Task to complete: Pull out every line below holding the word "title".

^^^^^^^^

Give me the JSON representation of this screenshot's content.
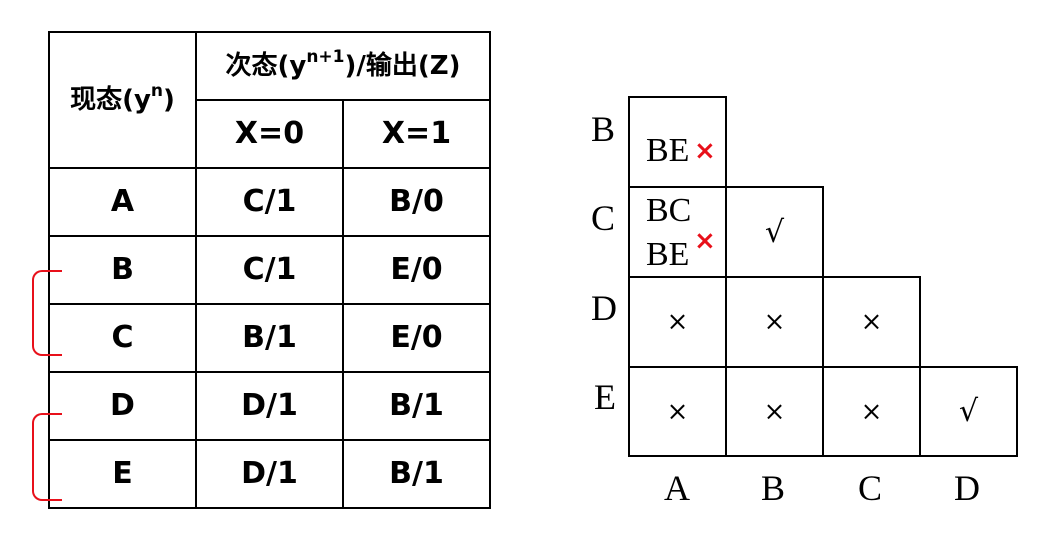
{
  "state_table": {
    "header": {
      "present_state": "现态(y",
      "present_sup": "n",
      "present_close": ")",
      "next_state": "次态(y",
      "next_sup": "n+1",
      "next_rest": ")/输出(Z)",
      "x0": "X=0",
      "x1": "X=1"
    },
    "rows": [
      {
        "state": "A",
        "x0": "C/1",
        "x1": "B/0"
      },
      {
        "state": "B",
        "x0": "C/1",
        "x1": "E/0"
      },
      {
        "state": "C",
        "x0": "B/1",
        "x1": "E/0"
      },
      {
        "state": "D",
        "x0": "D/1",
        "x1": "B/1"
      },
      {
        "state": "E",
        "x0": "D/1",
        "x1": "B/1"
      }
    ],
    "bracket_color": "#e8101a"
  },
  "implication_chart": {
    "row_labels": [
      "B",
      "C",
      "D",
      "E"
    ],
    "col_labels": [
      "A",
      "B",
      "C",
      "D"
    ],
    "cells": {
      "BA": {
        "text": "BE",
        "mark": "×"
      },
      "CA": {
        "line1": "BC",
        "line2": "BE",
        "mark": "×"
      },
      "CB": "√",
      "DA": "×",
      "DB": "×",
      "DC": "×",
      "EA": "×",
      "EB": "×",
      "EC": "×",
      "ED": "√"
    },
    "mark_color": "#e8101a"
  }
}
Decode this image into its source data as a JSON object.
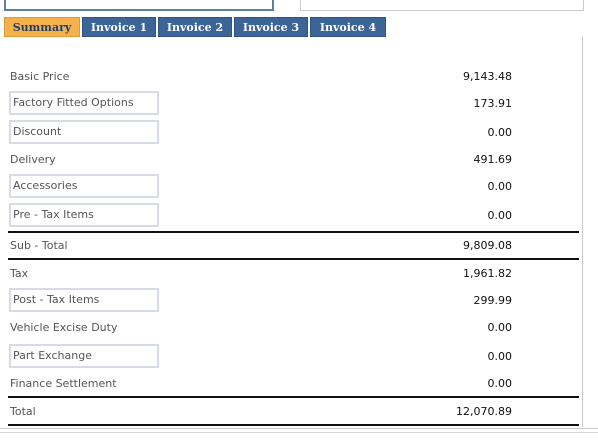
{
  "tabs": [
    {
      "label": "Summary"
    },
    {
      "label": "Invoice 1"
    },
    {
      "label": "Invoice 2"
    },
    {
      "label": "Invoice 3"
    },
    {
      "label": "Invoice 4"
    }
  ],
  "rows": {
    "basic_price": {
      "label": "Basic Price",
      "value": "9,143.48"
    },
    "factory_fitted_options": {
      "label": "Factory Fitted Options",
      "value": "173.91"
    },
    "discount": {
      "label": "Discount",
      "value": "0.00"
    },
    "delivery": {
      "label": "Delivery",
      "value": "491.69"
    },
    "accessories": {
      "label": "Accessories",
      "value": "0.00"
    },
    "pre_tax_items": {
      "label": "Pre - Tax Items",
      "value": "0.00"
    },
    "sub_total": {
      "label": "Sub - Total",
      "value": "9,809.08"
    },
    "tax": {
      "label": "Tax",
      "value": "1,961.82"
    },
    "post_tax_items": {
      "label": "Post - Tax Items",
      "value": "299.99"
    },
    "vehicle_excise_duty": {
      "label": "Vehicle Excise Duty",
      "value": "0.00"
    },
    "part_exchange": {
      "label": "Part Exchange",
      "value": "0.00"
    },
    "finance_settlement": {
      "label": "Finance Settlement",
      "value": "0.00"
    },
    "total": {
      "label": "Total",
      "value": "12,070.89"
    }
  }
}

^^^^^^^^

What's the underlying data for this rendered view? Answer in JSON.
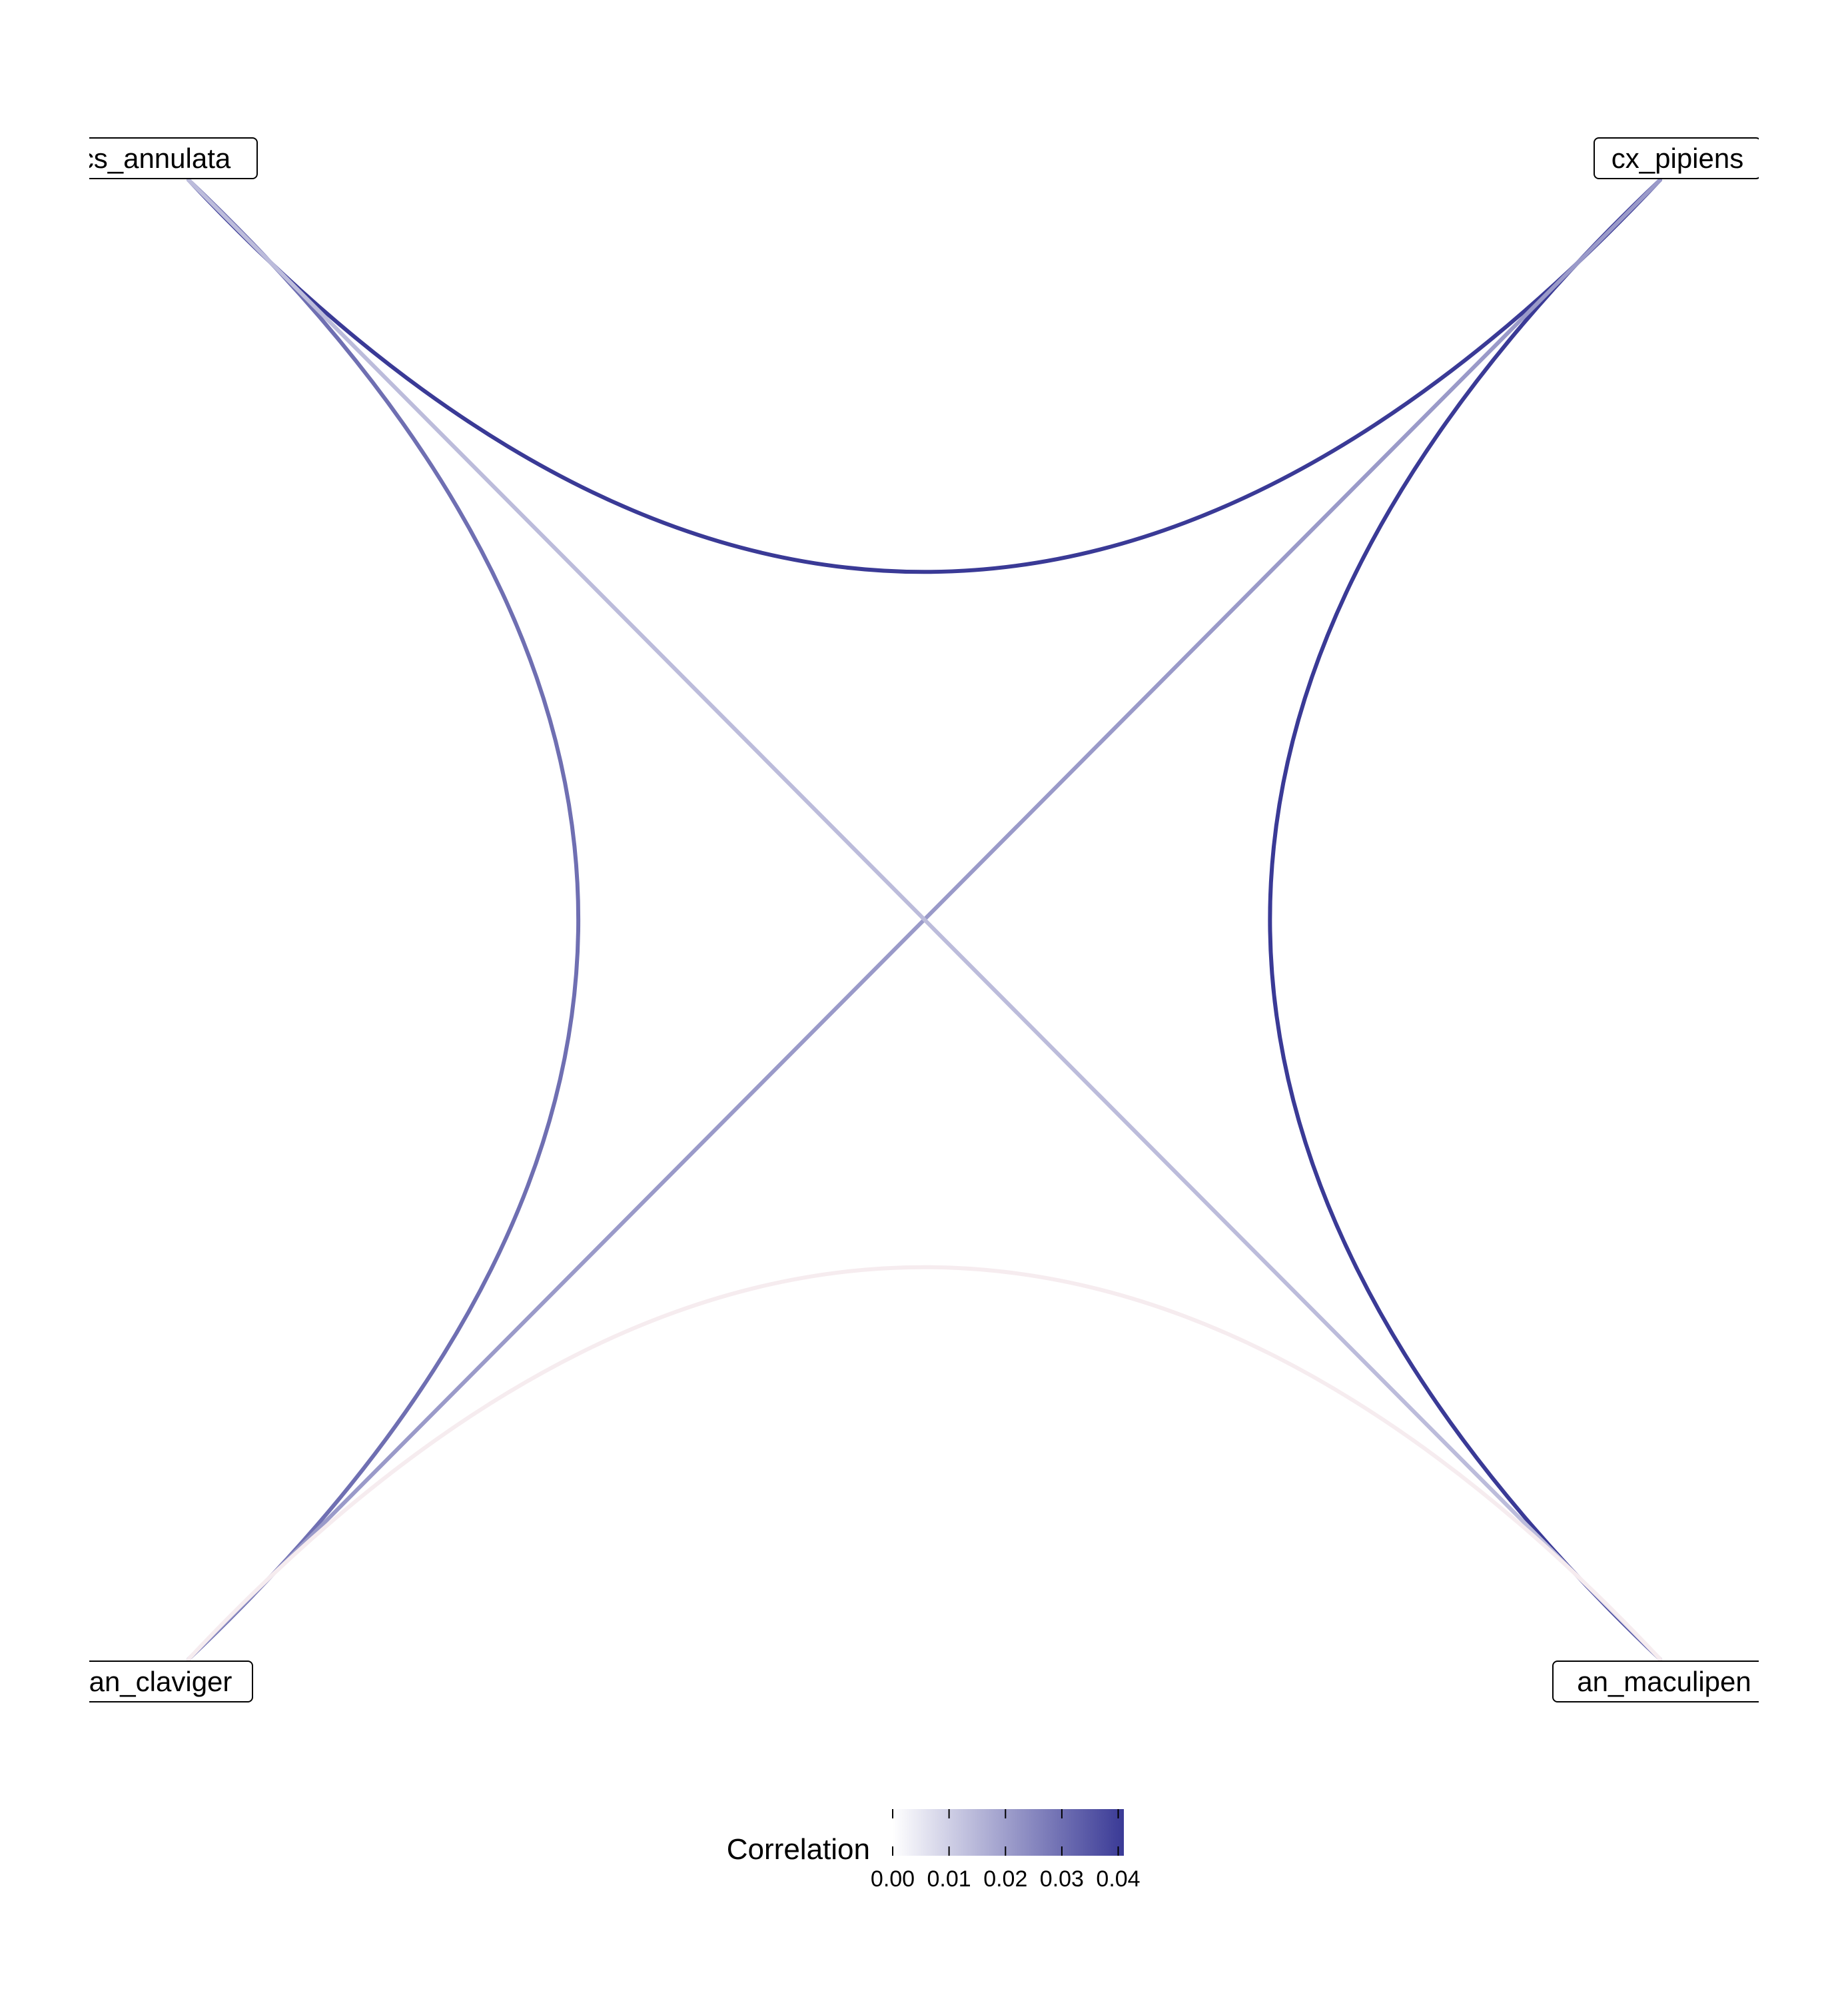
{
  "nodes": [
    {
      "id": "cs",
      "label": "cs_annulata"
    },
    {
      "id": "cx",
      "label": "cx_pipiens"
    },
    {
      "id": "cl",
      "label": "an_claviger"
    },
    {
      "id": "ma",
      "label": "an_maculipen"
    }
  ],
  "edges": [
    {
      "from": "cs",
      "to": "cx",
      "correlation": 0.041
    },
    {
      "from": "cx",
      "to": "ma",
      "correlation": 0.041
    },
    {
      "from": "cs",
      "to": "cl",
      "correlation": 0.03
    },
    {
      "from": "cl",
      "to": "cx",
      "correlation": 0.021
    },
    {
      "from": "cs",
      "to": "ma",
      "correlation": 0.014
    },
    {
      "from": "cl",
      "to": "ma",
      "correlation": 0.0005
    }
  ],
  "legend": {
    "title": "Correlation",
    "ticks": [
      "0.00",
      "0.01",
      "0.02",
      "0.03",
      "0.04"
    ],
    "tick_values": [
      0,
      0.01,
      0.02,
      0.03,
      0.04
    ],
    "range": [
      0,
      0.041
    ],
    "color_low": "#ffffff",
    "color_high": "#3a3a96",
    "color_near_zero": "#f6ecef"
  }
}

^^^^^^^^

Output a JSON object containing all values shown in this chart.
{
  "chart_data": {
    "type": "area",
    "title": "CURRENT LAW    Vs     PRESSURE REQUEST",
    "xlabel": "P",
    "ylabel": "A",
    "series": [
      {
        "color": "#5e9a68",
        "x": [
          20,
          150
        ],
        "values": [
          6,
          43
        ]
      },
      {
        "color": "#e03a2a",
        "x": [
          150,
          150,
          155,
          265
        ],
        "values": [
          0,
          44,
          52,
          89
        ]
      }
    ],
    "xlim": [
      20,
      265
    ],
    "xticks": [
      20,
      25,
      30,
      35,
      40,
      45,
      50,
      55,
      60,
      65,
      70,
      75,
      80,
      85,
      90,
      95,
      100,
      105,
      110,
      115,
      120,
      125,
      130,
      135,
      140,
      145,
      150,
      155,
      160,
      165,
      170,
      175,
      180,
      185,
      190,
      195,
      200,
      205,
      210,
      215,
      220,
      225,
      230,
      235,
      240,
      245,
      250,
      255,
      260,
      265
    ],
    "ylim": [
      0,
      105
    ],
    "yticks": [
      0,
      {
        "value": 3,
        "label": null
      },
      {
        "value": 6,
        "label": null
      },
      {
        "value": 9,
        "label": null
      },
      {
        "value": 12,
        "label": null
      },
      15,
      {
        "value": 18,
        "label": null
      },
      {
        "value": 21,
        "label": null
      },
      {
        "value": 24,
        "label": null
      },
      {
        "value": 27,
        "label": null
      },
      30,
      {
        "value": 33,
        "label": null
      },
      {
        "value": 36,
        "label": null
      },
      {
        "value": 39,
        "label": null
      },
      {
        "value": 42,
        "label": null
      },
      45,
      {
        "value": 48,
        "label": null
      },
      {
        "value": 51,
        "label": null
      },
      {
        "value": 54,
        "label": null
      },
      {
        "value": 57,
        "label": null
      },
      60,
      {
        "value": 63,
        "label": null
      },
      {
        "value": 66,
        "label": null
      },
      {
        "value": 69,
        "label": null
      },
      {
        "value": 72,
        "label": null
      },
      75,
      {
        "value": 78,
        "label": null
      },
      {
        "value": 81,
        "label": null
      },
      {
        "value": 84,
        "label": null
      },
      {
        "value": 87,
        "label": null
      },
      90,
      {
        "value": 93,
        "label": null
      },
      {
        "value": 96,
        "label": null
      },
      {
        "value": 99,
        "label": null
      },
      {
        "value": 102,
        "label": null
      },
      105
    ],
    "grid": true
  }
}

^^^^^^^^

Reply:
    "title": "Correlation",
    "title": "CURRENT LAW    Vs     PRESSURE REQUEST",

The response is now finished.